## WHAT IS REQUIRED
Every line of the data that contains the string "散戶空單" must be copied.
- - - -
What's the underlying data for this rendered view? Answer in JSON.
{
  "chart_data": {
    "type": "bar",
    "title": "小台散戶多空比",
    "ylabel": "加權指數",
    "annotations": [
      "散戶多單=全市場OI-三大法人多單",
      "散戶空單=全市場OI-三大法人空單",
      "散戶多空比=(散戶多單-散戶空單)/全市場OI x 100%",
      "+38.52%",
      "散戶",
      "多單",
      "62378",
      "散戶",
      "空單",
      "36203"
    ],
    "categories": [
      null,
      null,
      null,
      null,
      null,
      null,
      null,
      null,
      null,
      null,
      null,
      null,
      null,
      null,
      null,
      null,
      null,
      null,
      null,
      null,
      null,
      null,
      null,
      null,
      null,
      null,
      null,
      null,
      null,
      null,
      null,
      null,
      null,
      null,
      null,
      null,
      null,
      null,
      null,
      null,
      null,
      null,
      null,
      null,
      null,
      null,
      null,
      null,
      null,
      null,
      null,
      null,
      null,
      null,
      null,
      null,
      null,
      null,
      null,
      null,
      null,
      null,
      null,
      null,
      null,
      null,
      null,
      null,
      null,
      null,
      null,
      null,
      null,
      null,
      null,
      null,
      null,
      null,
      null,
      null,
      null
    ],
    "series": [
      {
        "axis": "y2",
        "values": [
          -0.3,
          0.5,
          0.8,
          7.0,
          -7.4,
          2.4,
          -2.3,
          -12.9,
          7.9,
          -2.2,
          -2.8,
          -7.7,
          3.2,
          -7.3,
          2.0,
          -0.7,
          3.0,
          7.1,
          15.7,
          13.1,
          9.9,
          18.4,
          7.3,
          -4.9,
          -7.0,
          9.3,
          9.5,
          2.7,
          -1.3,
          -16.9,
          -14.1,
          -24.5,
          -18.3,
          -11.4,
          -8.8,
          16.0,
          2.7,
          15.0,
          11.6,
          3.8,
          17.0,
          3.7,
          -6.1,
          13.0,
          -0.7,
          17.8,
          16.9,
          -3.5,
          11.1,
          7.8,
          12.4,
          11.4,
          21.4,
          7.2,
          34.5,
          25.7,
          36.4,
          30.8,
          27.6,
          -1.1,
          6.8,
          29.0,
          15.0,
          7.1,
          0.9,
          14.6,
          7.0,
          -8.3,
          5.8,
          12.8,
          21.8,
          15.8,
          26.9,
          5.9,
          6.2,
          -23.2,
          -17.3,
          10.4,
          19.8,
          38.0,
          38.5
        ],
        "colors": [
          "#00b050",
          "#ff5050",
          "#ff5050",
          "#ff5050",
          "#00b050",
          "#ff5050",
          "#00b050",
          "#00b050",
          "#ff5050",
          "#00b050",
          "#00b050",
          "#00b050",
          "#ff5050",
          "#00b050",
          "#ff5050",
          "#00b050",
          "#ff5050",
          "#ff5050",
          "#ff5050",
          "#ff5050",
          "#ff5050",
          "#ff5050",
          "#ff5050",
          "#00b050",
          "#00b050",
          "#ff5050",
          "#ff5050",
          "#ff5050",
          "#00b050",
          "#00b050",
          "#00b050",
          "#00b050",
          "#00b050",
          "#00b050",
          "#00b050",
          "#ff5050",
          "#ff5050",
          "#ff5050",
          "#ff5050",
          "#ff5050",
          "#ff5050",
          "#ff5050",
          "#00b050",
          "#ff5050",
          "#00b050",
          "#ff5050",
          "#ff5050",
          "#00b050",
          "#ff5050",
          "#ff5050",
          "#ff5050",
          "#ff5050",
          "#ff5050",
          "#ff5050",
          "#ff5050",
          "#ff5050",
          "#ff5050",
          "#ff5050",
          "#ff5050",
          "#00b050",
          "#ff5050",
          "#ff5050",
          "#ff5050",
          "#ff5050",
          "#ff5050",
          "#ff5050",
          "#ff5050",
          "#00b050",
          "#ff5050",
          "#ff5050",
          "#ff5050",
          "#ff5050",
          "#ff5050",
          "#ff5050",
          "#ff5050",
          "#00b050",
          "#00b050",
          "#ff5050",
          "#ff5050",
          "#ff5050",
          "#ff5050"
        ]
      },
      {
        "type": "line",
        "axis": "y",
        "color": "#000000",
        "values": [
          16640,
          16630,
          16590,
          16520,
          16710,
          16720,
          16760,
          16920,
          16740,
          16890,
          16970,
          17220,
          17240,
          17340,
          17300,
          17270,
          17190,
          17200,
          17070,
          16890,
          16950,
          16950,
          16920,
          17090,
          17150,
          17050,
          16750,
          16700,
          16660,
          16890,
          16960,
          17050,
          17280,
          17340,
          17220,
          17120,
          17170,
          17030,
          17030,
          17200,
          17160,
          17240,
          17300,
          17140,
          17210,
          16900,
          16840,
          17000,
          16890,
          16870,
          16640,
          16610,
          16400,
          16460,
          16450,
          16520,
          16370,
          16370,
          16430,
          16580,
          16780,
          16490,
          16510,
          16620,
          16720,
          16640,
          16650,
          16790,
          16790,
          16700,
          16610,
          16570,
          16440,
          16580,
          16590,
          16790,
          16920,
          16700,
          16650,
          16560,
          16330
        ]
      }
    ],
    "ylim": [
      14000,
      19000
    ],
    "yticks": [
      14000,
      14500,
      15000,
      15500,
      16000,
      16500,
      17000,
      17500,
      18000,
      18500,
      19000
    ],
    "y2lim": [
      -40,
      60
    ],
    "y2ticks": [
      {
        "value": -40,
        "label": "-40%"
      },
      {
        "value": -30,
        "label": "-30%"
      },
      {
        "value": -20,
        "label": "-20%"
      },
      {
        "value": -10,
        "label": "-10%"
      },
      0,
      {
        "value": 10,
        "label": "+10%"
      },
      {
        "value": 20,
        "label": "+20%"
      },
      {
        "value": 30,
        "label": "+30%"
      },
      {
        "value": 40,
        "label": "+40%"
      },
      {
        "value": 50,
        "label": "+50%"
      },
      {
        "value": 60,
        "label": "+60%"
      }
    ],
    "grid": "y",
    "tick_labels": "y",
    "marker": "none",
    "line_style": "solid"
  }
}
- - - -
## FINAL ANSWER
      "散戶空單=全市場OI-三大法人空單",
      "散戶多空比=(散戶多單-散戶空單)/全市場OI x 100%",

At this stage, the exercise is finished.